* DATASET EXCERPTS
┄┄┄┄┄┄┄┄┄┄┄┄┄┄┄┄┄┄┄┄

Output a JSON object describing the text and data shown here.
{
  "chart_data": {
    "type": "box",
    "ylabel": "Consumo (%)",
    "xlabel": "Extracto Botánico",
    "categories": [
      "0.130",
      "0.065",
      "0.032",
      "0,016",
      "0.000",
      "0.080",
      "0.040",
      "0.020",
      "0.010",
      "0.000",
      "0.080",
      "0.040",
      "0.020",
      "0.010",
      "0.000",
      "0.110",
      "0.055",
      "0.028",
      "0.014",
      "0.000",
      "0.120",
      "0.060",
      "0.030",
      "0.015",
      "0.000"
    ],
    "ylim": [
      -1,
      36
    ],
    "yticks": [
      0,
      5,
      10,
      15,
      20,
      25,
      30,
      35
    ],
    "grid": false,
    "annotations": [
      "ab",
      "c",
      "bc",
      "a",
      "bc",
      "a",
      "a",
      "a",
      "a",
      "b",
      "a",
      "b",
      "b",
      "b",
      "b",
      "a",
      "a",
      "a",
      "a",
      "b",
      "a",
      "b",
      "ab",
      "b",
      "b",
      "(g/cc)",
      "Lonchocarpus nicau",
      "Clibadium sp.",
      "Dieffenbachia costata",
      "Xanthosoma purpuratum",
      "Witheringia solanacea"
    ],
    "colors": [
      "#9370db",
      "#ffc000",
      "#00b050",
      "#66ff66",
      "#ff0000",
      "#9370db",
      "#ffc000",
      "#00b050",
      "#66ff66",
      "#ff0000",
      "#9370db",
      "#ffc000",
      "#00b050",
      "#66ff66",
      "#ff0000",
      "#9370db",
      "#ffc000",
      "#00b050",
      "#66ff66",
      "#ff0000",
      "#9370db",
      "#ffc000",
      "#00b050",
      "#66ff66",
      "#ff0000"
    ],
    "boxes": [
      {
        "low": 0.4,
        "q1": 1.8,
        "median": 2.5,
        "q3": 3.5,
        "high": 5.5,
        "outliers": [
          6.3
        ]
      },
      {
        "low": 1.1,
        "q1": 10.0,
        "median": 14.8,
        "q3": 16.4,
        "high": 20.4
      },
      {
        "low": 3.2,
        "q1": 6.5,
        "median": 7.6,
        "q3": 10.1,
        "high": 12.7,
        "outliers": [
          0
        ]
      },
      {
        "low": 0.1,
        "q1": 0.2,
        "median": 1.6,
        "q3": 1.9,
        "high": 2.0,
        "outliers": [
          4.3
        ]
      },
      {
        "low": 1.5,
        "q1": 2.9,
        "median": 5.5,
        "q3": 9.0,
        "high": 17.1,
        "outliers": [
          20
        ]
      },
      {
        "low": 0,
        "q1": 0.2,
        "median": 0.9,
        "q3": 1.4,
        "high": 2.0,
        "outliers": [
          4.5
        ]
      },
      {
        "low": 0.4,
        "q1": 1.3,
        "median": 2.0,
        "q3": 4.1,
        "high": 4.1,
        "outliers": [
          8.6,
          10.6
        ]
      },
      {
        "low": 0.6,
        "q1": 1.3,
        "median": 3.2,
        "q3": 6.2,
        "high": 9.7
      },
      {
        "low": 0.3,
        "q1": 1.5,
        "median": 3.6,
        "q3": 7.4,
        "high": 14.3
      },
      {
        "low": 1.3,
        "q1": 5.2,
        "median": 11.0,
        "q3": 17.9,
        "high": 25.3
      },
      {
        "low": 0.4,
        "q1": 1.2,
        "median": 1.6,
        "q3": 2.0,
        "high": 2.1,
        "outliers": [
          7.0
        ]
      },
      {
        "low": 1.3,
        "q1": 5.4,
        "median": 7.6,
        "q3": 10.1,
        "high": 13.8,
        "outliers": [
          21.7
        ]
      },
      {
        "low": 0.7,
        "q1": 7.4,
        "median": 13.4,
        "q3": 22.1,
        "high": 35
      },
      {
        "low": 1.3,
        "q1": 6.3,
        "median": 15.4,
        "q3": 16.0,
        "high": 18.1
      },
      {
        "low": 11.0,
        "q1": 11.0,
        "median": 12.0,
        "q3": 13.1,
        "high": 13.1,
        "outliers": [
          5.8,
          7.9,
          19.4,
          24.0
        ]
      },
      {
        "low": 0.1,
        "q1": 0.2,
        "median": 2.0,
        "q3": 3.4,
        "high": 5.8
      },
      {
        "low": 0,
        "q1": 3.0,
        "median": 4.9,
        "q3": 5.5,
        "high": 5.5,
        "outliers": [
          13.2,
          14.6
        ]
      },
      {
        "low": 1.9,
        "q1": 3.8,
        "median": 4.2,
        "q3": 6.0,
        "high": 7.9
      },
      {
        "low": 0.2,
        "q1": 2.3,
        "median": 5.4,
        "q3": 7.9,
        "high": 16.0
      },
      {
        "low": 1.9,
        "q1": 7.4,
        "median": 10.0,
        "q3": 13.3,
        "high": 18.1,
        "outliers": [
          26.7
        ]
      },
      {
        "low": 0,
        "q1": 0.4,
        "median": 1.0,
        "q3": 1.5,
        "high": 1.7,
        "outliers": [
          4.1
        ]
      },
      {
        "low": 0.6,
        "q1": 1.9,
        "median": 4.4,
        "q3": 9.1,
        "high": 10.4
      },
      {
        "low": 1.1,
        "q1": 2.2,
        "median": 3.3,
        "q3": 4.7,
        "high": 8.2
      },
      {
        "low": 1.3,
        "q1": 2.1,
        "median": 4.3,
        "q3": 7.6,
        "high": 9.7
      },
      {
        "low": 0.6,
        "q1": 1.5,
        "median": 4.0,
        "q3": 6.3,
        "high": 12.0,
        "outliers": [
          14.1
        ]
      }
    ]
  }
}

┄┄┄┄┄┄┄┄┄┄┄┄┄┄┄┄┄┄┄┄

* STATED TASK
Using the data above, output each line exactly.

* RESPONSE BELOW
Output a JSON object describing the text and data shown here.
{
  "chart_data": {
    "type": "box",
    "ylabel": "Consumo (%)",
    "xlabel": "Extracto Botánico",
    "categories": [
      "0.130",
      "0.065",
      "0.032",
      "0,016",
      "0.000",
      "0.080",
      "0.040",
      "0.020",
      "0.010",
      "0.000",
      "0.080",
      "0.040",
      "0.020",
      "0.010",
      "0.000",
      "0.110",
      "0.055",
      "0.028",
      "0.014",
      "0.000",
      "0.120",
      "0.060",
      "0.030",
      "0.015",
      "0.000"
    ],
    "ylim": [
      -1,
      36
    ],
    "yticks": [
      0,
      5,
      10,
      15,
      20,
      25,
      30,
      35
    ],
    "grid": false,
    "annotations": [
      "ab",
      "c",
      "bc",
      "a",
      "bc",
      "a",
      "a",
      "a",
      "a",
      "b",
      "a",
      "b",
      "b",
      "b",
      "b",
      "a",
      "a",
      "a",
      "a",
      "b",
      "a",
      "b",
      "ab",
      "b",
      "b",
      "(g/cc)",
      "Lonchocarpus nicau",
      "Clibadium sp.",
      "Dieffenbachia costata",
      "Xanthosoma purpuratum",
      "Witheringia solanacea"
    ],
    "colors": [
      "#9370db",
      "#ffc000",
      "#00b050",
      "#66ff66",
      "#ff0000",
      "#9370db",
      "#ffc000",
      "#00b050",
      "#66ff66",
      "#ff0000",
      "#9370db",
      "#ffc000",
      "#00b050",
      "#66ff66",
      "#ff0000",
      "#9370db",
      "#ffc000",
      "#00b050",
      "#66ff66",
      "#ff0000",
      "#9370db",
      "#ffc000",
      "#00b050",
      "#66ff66",
      "#ff0000"
    ],
    "boxes": [
      {
        "low": 0.4,
        "q1": 1.8,
        "median": 2.5,
        "q3": 3.5,
        "high": 5.5,
        "outliers": [
          6.3
        ]
      },
      {
        "low": 1.1,
        "q1": 10.0,
        "median": 14.8,
        "q3": 16.4,
        "high": 20.4
      },
      {
        "low": 3.2,
        "q1": 6.5,
        "median": 7.6,
        "q3": 10.1,
        "high": 12.7,
        "outliers": [
          0
        ]
      },
      {
        "low": 0.1,
        "q1": 0.2,
        "median": 1.6,
        "q3": 1.9,
        "high": 2.0,
        "outliers": [
          4.3
        ]
      },
      {
        "low": 1.5,
        "q1": 2.9,
        "median": 5.5,
        "q3": 9.0,
        "high": 17.1,
        "outliers": [
          20
        ]
      },
      {
        "low": 0,
        "q1": 0.2,
        "median": 0.9,
        "q3": 1.4,
        "high": 2.0,
        "outliers": [
          4.5
        ]
      },
      {
        "low": 0.4,
        "q1": 1.3,
        "median": 2.0,
        "q3": 4.1,
        "high": 4.1,
        "outliers": [
          8.6,
          10.6
        ]
      },
      {
        "low": 0.6,
        "q1": 1.3,
        "median": 3.2,
        "q3": 6.2,
        "high": 9.7
      },
      {
        "low": 0.3,
        "q1": 1.5,
        "median": 3.6,
        "q3": 7.4,
        "high": 14.3
      },
      {
        "low": 1.3,
        "q1": 5.2,
        "median": 11.0,
        "q3": 17.9,
        "high": 25.3
      },
      {
        "low": 0.4,
        "q1": 1.2,
        "median": 1.6,
        "q3": 2.0,
        "high": 2.1,
        "outliers": [
          7.0
        ]
      },
      {
        "low": 1.3,
        "q1": 5.4,
        "median": 7.6,
        "q3": 10.1,
        "high": 13.8,
        "outliers": [
          21.7
        ]
      },
      {
        "low": 0.7,
        "q1": 7.4,
        "median": 13.4,
        "q3": 22.1,
        "high": 35
      },
      {
        "low": 1.3,
        "q1": 6.3,
        "median": 15.4,
        "q3": 16.0,
        "high": 18.1
      },
      {
        "low": 11.0,
        "q1": 11.0,
        "median": 12.0,
        "q3": 13.1,
        "high": 13.1,
        "outliers": [
          5.8,
          7.9,
          19.4,
          24.0
        ]
      },
      {
        "low": 0.1,
        "q1": 0.2,
        "median": 2.0,
        "q3": 3.4,
        "high": 5.8
      },
      {
        "low": 0,
        "q1": 3.0,
        "median": 4.9,
        "q3": 5.5,
        "high": 5.5,
        "outliers": [
          13.2,
          14.6
        ]
      },
      {
        "low": 1.9,
        "q1": 3.8,
        "median": 4.2,
        "q3": 6.0,
        "high": 7.9
      },
      {
        "low": 0.2,
        "q1": 2.3,
        "median": 5.4,
        "q3": 7.9,
        "high": 16.0
      },
      {
        "low": 1.9,
        "q1": 7.4,
        "median": 10.0,
        "q3": 13.3,
        "high": 18.1,
        "outliers": [
          26.7
        ]
      },
      {
        "low": 0,
        "q1": 0.4,
        "median": 1.0,
        "q3": 1.5,
        "high": 1.7,
        "outliers": [
          4.1
        ]
      },
      {
        "low": 0.6,
        "q1": 1.9,
        "median": 4.4,
        "q3": 9.1,
        "high": 10.4
      },
      {
        "low": 1.1,
        "q1": 2.2,
        "median": 3.3,
        "q3": 4.7,
        "high": 8.2
      },
      {
        "low": 1.3,
        "q1": 2.1,
        "median": 4.3,
        "q3": 7.6,
        "high": 9.7
      },
      {
        "low": 0.6,
        "q1": 1.5,
        "median": 4.0,
        "q3": 6.3,
        "high": 12.0,
        "outliers": [
          14.1
        ]
      }
    ]
  }
}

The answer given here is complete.